**SET PROBLEM A:** The passage below discusses translating "sinänsä." List every word it gives as a natural place to put the English expressions.
**SET PROBLEM B:**
Answer these questions using the passage below on translating "sinänsä":
(i) Which rendition of "sinänsä" does the passage call the most common?
(ii) What opinion does the subordinate clause express?
(iii) What punctuation does the passage say would have been acceptable, apart from commas and dashes?

Now we can render “sinänsä” as “in itself”, “as such” or “as it is”. The only natural places for these expressions are after “declining”, after “form”, after “opinion” or after “judgement”, though “in itself” and “as it is” will only qualify a noun (“opinion” or “judgement”). The most common rendition is “as such”, but you can see for yourself that there is no way to put any of these expressions into the sentence in a way that changes the sense of the first claim. There is no way to use the vague affectation “sinänsä” to alter the point that the writer declines to form an opinion of the judgement.
The subordinate clause is entirely direct. It expresses the opinion that the judgement is incorrect and unjust. As you say, it should be set off with commas, though personally I feel that some variety in punctuation is desirable when a sentence is this complex. Parentheses would have been acceptable, so why not dashes?

**RECORD SET:**
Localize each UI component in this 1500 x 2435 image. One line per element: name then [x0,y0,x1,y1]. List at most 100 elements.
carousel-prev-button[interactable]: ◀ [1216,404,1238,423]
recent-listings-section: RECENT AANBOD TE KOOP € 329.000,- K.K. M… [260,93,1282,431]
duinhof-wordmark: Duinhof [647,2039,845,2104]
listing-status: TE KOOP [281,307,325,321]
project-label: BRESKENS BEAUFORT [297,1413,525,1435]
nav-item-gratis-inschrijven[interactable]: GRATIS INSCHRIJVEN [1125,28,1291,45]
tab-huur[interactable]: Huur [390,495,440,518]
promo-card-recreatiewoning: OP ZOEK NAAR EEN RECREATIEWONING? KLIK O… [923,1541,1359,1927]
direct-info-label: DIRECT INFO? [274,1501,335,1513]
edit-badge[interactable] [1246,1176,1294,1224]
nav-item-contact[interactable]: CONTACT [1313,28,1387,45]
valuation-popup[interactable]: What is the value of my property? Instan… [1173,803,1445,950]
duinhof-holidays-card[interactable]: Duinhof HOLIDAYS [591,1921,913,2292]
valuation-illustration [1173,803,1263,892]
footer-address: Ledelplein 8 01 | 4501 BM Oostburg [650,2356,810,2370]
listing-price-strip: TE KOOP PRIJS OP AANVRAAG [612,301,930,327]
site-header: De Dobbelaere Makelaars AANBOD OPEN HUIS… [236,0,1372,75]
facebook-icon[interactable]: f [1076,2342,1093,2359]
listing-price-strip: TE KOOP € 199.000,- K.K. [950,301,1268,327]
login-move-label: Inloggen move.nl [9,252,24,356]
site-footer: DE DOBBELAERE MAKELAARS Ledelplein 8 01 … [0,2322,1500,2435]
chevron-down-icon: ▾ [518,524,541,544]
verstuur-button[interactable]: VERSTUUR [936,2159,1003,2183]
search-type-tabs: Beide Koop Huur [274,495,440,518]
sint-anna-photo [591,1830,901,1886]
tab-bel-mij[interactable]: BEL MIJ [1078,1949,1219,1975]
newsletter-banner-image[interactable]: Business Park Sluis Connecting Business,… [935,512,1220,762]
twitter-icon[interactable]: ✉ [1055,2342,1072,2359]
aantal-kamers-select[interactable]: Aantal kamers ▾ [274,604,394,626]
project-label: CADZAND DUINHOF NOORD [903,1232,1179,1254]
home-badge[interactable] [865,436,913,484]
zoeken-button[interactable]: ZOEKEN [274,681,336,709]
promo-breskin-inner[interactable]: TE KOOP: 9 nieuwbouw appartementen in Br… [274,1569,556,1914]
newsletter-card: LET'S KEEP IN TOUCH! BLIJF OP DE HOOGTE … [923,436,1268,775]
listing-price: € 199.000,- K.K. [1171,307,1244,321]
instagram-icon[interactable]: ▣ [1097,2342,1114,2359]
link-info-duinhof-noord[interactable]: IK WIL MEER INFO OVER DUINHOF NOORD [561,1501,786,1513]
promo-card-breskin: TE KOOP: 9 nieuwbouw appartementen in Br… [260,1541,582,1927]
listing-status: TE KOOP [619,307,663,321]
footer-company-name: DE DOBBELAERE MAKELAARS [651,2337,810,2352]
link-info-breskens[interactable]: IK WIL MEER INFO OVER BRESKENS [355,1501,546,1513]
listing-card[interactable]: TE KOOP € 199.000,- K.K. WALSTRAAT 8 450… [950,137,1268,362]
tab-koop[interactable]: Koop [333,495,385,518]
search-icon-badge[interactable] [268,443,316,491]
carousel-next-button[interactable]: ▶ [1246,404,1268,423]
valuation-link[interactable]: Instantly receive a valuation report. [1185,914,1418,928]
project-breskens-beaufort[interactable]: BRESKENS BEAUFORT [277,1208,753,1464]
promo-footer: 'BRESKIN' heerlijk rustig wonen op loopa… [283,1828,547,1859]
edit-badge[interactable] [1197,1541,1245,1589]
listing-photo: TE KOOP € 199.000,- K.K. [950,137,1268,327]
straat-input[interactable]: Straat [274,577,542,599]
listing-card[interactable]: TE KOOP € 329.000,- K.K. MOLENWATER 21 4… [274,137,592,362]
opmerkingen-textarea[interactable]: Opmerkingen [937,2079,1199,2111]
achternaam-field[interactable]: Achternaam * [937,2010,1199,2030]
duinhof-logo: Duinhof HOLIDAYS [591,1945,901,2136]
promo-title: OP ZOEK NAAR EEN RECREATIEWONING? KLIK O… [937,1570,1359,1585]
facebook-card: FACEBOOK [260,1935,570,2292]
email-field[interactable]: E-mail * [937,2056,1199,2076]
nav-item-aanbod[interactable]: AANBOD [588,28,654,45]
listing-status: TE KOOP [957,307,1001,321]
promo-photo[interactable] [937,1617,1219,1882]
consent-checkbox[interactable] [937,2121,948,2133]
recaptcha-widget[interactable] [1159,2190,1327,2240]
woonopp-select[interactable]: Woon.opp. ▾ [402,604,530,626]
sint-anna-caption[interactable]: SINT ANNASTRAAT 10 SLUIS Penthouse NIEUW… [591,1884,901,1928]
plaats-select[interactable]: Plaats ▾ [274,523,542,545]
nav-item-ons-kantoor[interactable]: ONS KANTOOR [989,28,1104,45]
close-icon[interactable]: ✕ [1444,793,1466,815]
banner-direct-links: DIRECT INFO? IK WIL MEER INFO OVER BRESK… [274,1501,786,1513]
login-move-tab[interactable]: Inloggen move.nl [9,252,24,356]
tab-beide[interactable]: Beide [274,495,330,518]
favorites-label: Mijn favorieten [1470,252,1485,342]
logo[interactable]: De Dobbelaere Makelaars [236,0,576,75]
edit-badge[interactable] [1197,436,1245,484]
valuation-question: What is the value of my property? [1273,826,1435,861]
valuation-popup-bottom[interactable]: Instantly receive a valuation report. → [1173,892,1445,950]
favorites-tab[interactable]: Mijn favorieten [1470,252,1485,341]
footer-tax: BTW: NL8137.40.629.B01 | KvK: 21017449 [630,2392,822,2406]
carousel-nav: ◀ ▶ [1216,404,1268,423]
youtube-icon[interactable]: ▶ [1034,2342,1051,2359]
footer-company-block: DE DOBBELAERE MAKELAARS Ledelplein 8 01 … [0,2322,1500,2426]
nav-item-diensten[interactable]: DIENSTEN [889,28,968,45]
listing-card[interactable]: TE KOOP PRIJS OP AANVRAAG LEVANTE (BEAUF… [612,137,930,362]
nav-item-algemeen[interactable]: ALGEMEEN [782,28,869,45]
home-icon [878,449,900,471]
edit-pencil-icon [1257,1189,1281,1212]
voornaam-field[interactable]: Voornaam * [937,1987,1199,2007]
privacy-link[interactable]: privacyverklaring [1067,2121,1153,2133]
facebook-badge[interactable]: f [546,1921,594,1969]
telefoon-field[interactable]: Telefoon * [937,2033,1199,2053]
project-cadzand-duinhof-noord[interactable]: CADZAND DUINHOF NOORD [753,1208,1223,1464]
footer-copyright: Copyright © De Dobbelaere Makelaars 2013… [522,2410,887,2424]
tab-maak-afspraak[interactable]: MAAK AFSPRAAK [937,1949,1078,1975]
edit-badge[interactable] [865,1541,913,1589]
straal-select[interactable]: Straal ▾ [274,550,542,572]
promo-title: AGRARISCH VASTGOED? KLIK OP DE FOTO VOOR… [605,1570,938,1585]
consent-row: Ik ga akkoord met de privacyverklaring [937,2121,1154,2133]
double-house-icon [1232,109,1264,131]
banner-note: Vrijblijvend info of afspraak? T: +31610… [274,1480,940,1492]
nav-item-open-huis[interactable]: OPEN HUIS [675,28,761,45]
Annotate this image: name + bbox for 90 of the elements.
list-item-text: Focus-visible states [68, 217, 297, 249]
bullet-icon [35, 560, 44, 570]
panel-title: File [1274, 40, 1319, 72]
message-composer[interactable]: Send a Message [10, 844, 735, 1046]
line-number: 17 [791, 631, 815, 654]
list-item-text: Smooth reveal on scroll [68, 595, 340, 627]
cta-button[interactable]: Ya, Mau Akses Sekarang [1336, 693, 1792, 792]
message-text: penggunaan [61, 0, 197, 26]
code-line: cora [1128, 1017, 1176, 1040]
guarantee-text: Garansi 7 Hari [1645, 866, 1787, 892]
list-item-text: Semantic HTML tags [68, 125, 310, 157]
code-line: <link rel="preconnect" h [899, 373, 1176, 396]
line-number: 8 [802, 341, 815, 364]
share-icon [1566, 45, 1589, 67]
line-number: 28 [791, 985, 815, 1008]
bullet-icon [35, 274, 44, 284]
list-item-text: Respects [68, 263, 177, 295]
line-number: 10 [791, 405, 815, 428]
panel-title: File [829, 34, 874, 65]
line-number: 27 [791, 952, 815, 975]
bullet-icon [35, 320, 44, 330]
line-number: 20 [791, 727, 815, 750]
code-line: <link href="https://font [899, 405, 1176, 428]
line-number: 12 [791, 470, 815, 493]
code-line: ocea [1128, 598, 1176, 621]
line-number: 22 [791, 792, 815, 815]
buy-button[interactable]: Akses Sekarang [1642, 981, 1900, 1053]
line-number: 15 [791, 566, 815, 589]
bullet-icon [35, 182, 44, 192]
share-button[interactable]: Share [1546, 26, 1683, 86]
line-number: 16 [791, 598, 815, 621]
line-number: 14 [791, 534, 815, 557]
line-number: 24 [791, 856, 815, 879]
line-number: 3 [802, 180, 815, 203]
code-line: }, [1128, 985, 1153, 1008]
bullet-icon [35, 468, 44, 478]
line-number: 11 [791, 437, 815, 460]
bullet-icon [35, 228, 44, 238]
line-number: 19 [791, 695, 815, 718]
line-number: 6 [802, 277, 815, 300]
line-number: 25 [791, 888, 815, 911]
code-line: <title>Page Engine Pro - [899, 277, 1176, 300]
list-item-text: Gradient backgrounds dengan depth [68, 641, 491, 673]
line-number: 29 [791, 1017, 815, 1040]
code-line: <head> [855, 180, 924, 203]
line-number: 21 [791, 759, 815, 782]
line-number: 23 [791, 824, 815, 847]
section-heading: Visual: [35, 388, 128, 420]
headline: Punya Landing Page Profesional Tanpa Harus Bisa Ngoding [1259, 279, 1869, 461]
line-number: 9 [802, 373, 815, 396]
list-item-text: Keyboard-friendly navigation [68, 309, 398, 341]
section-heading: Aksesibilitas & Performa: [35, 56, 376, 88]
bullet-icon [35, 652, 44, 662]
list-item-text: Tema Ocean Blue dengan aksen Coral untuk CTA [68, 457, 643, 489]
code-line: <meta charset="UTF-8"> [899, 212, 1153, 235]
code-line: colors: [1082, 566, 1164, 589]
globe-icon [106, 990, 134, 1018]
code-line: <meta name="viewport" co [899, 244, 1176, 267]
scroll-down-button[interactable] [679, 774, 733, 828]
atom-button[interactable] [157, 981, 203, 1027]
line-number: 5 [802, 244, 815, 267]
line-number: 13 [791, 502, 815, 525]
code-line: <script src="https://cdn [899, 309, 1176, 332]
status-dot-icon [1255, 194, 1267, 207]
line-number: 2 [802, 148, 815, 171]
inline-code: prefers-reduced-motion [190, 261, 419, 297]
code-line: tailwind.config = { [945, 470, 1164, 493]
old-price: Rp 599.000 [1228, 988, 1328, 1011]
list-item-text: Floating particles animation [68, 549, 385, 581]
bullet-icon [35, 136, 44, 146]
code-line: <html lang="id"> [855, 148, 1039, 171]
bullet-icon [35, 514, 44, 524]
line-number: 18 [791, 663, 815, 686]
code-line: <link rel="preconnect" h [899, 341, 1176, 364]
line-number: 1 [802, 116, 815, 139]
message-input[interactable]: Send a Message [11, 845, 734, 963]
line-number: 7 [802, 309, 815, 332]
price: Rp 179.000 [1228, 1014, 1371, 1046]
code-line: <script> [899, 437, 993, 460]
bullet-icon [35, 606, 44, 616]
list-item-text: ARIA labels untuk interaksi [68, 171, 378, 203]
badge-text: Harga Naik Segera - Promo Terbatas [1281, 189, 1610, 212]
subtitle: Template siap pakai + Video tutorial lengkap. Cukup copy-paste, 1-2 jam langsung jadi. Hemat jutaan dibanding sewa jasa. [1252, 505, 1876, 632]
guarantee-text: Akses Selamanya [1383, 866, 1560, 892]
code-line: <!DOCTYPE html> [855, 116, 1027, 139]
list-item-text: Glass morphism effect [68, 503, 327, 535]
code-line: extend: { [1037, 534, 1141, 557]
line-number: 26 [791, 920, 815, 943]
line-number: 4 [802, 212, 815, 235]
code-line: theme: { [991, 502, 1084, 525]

**CORRECT RESPONSE A:**
"declining"
"form"
"opinion"
"judgement"

**CORRECT RESPONSE B:**
(i) "As such"
(ii) That the judgement is incorrect and unjust
(iii) Parentheses